Dataset entries on figures
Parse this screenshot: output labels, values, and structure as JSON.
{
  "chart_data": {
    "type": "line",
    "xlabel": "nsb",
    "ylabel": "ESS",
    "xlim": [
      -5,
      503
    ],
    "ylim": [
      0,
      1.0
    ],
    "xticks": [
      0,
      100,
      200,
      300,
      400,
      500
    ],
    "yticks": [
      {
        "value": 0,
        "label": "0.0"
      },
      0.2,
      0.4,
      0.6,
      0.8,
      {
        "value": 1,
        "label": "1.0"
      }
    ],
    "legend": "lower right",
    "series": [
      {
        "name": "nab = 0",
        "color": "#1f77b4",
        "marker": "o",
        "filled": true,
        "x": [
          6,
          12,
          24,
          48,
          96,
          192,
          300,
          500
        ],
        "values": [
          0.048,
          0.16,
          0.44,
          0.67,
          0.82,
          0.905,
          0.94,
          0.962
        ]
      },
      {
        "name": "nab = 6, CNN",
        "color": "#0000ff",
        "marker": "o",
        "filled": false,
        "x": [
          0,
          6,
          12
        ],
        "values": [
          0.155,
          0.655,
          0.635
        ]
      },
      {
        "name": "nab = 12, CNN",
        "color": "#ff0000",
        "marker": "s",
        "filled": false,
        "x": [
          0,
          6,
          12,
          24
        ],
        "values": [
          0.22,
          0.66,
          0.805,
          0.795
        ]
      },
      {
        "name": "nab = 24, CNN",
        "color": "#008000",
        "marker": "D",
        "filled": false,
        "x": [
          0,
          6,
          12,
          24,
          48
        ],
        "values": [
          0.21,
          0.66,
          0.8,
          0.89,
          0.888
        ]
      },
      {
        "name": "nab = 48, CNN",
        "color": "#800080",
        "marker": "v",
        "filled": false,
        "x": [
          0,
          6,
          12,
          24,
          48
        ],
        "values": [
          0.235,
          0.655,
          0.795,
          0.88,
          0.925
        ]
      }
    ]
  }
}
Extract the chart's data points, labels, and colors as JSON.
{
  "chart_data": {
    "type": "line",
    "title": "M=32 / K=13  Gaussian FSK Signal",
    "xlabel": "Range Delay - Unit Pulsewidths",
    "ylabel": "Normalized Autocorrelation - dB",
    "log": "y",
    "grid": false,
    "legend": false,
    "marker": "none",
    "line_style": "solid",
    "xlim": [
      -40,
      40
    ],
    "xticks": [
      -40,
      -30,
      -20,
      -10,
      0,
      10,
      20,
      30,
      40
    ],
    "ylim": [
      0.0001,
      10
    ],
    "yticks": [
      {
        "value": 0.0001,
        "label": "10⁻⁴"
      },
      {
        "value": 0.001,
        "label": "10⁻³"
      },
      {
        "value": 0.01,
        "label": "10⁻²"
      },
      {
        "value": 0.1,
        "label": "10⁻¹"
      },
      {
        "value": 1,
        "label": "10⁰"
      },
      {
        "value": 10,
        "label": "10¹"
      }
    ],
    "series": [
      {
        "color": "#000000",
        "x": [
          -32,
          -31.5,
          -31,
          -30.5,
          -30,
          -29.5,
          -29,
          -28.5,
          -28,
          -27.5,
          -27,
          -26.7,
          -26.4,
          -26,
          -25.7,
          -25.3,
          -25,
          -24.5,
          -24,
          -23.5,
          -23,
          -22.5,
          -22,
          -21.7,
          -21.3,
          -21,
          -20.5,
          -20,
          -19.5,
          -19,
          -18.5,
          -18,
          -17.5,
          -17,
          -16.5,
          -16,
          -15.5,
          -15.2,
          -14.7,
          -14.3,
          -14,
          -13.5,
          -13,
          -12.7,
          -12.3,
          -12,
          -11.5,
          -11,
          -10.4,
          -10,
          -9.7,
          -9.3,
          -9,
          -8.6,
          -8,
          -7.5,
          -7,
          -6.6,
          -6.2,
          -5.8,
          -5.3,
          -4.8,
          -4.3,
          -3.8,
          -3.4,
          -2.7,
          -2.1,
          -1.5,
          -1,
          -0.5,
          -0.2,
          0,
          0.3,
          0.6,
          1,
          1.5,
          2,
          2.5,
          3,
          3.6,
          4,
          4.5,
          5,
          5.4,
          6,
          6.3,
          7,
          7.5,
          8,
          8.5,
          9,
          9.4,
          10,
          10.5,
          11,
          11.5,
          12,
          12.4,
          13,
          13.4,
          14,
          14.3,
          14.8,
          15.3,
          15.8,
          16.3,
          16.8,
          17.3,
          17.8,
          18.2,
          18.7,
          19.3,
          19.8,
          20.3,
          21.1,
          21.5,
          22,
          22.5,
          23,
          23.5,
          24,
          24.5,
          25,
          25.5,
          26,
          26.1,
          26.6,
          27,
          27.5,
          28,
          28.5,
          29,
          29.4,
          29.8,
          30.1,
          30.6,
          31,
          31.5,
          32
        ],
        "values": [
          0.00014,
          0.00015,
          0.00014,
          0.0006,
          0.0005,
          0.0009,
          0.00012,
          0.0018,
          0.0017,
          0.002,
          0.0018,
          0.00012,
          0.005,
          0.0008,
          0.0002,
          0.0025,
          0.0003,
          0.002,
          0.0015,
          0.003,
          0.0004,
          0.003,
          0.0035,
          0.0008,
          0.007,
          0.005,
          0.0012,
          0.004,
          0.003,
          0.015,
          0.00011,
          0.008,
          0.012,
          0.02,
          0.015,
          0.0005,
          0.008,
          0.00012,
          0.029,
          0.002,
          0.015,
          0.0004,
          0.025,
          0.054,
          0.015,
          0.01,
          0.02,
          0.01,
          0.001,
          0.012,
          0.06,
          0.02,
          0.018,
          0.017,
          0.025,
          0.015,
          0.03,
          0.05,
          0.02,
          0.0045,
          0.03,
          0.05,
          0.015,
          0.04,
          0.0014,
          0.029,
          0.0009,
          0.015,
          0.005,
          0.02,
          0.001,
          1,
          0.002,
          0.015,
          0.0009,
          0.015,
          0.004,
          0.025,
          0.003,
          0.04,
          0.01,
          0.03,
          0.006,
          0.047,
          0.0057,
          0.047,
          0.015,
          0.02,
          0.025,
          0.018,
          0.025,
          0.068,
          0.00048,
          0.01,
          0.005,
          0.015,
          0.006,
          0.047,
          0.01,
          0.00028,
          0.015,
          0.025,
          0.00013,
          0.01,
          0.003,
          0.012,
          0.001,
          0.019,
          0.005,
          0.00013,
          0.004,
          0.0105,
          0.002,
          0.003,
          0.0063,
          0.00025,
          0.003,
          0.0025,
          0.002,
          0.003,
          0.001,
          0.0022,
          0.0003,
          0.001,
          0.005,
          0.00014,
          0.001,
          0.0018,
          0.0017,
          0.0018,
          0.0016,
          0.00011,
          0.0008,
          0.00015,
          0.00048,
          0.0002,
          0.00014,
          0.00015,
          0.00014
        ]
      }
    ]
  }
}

§ JOB:
Identify the lines of the data that contain the word "name". Copy each of them.

§ RESPONSE TO THE TASK:
        "name": "nab = 0",
        "name": "nab = 6, CNN",
        "name": "nab = 12, CNN",
        "name": "nab = 24, CNN",
        "name": "nab = 48, CNN",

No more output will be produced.